--- Start ---

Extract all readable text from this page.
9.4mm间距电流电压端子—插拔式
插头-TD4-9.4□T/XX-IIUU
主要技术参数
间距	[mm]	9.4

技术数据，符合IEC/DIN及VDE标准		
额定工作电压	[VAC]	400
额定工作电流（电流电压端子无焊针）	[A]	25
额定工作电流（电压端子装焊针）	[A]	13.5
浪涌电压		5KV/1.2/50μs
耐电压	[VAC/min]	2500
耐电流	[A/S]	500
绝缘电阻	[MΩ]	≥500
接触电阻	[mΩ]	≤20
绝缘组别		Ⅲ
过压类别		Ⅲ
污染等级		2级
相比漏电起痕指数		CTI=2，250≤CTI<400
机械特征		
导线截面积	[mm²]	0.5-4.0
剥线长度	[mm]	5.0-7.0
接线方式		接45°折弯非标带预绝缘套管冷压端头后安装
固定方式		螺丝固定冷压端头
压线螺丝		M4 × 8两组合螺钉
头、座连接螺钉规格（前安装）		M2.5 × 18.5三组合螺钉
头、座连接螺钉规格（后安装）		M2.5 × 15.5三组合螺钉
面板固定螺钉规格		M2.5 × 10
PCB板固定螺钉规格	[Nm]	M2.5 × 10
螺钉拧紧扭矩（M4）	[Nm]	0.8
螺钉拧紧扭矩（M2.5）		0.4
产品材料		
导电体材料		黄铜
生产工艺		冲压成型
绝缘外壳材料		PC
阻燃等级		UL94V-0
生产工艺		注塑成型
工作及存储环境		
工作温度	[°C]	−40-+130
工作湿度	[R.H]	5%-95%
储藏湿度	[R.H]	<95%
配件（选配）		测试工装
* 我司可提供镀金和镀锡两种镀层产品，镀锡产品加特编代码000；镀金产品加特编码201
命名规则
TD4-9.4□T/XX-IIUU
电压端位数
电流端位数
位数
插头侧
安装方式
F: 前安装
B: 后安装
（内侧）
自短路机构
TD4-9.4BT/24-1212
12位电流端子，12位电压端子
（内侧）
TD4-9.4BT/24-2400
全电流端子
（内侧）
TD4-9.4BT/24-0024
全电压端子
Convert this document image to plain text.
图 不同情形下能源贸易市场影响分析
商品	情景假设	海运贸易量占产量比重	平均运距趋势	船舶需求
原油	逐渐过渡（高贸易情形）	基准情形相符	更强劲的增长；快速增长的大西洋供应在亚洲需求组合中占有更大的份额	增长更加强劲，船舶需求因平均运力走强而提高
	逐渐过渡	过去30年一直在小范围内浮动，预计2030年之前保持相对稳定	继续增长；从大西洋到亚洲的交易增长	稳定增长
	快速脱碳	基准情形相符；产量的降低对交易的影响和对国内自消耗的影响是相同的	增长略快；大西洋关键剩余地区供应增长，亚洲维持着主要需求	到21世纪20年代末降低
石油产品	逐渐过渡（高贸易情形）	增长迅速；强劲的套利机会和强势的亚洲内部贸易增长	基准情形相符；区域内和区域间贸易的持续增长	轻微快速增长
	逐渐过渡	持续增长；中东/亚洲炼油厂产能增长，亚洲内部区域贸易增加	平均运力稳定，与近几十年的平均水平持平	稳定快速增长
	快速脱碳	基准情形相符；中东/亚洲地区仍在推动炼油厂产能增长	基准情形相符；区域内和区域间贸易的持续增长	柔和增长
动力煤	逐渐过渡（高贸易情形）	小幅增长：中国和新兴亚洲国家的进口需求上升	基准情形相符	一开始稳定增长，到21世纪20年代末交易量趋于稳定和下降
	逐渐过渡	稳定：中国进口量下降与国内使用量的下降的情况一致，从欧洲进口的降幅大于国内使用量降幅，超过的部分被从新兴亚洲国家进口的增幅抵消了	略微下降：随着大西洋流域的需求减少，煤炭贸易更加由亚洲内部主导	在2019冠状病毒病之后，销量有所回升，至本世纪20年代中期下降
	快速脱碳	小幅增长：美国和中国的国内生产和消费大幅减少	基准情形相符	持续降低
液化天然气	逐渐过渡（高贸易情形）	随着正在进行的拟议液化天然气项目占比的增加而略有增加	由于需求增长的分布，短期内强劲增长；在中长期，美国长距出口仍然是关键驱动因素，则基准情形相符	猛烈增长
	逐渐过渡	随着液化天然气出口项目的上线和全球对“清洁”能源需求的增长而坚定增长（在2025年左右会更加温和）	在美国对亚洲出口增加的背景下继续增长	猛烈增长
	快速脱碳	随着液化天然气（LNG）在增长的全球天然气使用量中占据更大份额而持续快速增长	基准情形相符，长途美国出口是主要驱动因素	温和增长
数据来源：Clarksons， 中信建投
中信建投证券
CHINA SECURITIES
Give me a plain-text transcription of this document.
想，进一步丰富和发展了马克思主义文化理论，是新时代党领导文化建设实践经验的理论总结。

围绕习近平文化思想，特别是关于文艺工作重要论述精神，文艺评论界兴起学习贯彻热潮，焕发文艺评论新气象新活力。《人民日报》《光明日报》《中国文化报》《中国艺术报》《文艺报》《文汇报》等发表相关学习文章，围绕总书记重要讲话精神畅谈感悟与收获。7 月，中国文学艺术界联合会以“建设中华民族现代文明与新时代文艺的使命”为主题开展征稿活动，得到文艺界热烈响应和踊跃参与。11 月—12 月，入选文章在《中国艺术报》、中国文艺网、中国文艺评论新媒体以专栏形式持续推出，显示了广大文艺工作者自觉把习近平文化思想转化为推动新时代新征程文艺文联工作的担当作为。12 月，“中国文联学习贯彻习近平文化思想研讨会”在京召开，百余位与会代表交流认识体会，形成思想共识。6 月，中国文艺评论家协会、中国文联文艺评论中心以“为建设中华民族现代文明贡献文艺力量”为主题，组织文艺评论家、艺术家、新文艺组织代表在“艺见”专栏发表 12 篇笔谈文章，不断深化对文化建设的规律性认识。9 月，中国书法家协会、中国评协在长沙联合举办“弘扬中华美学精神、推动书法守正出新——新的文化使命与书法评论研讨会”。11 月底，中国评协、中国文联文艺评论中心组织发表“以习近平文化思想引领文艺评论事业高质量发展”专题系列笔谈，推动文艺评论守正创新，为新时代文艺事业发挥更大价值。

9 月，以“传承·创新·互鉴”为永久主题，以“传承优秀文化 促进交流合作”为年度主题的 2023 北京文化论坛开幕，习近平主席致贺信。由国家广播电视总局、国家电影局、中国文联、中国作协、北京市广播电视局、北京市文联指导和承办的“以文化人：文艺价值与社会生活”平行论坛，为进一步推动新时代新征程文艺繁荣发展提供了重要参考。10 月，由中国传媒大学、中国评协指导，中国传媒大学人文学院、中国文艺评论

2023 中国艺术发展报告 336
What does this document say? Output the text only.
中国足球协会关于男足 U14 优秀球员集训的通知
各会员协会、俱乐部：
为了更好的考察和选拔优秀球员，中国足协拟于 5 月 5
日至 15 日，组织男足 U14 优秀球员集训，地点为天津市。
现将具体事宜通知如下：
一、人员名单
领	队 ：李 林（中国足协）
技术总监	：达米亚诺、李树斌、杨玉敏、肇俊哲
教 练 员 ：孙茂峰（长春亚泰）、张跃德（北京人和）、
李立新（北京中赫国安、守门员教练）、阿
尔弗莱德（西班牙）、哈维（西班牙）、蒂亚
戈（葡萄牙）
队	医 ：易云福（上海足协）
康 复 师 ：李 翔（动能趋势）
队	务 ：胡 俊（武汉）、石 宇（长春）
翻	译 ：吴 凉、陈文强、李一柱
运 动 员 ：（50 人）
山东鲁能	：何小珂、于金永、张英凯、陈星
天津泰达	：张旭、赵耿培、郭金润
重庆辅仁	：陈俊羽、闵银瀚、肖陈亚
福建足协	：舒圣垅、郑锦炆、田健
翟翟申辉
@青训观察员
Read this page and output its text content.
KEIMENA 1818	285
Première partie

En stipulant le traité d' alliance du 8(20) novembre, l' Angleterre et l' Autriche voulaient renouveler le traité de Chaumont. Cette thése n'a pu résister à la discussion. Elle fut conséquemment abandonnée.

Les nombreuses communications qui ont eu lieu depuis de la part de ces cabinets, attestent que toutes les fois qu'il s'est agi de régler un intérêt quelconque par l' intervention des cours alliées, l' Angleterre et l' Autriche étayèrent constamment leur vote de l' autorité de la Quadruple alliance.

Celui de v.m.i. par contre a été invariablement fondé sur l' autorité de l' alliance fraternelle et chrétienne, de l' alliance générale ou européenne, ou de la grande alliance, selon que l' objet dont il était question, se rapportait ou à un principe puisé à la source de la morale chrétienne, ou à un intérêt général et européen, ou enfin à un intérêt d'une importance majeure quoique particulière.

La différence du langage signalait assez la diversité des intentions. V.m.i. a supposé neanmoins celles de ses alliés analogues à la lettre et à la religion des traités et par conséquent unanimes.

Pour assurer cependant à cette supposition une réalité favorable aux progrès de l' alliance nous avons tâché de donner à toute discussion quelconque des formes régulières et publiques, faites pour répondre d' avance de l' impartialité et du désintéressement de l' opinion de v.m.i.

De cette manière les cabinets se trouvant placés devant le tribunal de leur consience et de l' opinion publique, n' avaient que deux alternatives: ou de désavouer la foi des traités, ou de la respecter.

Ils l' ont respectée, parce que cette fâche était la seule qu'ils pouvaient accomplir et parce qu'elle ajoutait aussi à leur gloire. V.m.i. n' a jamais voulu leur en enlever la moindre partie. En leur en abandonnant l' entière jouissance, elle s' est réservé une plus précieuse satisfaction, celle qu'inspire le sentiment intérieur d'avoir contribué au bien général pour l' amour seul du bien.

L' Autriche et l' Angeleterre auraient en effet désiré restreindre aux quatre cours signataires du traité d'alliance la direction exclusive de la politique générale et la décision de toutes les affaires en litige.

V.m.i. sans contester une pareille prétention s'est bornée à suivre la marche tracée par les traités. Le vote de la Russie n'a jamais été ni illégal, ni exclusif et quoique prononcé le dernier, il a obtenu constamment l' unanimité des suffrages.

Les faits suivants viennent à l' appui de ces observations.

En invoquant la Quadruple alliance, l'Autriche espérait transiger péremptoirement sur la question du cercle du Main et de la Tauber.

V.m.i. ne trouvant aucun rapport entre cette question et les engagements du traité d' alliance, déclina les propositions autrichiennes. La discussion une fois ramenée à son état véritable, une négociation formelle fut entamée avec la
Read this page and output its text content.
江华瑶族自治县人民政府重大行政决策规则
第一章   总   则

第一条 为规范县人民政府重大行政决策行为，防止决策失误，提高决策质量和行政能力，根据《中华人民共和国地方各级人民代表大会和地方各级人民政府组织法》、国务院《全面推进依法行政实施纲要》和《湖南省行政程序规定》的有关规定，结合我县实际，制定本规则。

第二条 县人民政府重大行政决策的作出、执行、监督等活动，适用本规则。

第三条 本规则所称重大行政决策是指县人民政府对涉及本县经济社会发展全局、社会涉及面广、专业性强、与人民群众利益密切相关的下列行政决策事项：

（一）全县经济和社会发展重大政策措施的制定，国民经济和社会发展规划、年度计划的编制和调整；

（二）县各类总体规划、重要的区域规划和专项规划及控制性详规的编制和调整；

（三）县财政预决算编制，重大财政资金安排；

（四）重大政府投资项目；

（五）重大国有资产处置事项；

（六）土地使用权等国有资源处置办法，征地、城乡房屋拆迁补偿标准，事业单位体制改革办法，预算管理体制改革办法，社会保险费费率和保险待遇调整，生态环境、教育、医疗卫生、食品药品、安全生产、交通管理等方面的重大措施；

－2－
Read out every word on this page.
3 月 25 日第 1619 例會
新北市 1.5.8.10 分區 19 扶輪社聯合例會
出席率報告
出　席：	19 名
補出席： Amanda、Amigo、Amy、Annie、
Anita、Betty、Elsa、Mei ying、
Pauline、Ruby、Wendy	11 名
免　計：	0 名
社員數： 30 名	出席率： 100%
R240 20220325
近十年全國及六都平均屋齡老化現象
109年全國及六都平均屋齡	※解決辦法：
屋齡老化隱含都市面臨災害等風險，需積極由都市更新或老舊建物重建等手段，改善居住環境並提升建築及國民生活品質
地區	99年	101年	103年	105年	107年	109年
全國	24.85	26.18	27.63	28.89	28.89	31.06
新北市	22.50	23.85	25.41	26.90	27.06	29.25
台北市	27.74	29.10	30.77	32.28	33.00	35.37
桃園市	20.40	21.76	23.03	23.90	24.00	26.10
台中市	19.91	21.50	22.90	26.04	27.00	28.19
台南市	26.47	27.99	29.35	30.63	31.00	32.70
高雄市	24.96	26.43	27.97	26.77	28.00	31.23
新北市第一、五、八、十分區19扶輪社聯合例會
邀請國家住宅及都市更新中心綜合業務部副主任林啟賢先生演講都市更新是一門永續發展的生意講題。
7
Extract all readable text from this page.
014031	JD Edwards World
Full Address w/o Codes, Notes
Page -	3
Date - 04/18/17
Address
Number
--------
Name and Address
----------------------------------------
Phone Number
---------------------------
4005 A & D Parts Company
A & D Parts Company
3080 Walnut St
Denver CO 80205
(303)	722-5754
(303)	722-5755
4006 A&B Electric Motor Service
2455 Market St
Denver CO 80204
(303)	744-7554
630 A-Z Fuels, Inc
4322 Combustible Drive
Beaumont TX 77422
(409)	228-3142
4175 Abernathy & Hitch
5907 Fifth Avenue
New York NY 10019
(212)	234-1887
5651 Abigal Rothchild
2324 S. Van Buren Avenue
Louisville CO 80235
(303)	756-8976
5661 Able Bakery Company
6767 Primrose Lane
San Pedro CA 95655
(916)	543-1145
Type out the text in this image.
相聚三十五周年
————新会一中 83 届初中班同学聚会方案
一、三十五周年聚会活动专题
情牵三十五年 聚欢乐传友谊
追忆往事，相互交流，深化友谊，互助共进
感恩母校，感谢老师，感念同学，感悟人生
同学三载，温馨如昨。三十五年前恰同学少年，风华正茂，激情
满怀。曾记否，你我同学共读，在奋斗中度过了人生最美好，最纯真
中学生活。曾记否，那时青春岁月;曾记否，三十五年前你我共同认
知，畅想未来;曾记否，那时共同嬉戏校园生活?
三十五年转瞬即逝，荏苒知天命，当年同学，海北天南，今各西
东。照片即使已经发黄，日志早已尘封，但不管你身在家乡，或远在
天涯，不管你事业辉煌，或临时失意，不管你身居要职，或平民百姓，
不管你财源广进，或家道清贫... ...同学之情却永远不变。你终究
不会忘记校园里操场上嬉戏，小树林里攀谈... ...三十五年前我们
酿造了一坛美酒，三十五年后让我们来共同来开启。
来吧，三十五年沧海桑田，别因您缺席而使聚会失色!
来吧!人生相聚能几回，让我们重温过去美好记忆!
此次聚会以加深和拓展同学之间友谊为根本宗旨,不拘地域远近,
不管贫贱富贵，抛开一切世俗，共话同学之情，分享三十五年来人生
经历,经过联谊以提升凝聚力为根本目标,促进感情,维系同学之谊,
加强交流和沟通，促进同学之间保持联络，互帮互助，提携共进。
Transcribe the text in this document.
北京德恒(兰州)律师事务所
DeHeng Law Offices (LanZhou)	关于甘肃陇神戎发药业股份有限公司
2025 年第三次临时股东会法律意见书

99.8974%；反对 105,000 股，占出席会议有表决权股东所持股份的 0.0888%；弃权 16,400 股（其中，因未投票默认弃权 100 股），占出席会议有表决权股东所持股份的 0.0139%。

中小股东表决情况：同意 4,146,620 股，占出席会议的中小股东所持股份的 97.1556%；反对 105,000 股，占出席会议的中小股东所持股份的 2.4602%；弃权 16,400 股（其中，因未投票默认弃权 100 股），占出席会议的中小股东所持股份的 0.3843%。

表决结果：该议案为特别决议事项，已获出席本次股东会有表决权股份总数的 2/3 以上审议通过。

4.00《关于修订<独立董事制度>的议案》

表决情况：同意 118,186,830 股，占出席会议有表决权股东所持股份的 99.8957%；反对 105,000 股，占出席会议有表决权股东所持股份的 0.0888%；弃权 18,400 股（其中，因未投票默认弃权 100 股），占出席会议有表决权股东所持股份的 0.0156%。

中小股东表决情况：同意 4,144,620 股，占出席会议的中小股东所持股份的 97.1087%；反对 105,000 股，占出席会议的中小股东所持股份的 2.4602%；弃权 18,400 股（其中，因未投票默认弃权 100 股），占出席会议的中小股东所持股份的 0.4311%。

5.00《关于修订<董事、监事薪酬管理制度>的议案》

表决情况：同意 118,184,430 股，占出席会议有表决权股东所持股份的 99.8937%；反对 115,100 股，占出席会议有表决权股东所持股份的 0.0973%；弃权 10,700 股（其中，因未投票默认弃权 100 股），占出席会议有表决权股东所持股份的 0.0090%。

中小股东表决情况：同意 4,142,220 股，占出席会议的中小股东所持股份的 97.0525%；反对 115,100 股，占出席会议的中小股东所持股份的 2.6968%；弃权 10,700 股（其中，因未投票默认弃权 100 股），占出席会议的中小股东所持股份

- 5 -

--- End ---

**Exercise prompt:**
Copy every line that includes the string "quoique" from the material above.

**Answer to this task:**
Celui de v.m.i. par contre a été invariablement fondé sur l' autorité de l' alliance fraternelle et chrétienne, de l' alliance générale ou européenne, ou de la grande alliance, selon que l' objet dont il était question, se rapportait ou à un principe puisé à la source de la morale chrétienne, ou à un intérêt général et européen, ou enfin à un intérêt d'une importance majeure quoique particulière.
V.m.i. sans contester une pareille prétention s'est bornée à suivre la marche tracée par les traités. Le vote de la Russie n'a jamais été ni illégal, ni exclusif et quoique prononcé le dernier, il a obtenu constamment l' unanimité des suffrages.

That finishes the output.